Chart and figure data:

* * * * * * *

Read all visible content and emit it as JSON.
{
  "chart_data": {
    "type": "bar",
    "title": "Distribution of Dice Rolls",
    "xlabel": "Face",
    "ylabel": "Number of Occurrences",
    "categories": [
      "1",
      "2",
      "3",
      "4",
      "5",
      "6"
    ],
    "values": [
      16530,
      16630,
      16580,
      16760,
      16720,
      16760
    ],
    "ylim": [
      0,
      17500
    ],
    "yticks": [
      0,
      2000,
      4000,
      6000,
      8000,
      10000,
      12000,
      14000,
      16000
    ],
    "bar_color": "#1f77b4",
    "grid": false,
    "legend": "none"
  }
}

* * * * * * *

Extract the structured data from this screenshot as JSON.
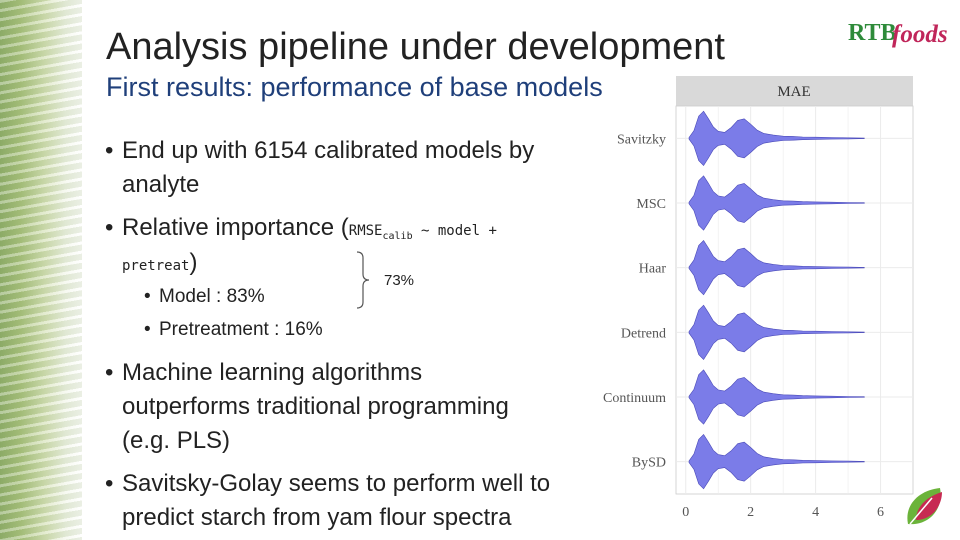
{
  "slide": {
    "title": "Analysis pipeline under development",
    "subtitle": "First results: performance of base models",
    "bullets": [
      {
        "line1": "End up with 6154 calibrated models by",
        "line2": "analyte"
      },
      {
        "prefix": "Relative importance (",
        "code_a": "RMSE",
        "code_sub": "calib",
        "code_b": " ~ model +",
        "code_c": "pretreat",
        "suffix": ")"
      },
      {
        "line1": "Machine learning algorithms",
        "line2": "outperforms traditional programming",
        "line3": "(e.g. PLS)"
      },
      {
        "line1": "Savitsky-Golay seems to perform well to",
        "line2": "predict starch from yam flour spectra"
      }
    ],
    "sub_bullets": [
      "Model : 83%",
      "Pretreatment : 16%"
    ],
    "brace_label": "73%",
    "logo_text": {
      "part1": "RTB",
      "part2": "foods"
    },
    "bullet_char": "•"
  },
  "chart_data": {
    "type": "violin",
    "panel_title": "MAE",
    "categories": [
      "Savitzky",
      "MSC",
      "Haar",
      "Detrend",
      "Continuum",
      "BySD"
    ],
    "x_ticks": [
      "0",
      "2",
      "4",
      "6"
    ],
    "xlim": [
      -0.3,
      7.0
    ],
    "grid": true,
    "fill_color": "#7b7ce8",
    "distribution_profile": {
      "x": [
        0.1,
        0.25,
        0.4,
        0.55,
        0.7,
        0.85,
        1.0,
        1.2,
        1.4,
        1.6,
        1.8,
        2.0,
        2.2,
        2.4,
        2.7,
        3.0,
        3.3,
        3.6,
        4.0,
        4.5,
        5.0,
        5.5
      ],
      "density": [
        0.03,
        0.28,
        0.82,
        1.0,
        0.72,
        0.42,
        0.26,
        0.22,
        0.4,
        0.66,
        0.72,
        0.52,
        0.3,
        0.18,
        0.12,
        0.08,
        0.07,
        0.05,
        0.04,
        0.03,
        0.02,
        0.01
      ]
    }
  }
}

* * * * * * *

# Exercise goal
Find how many lines in the records contain the string "models", then give the number alone.

# Completed task
2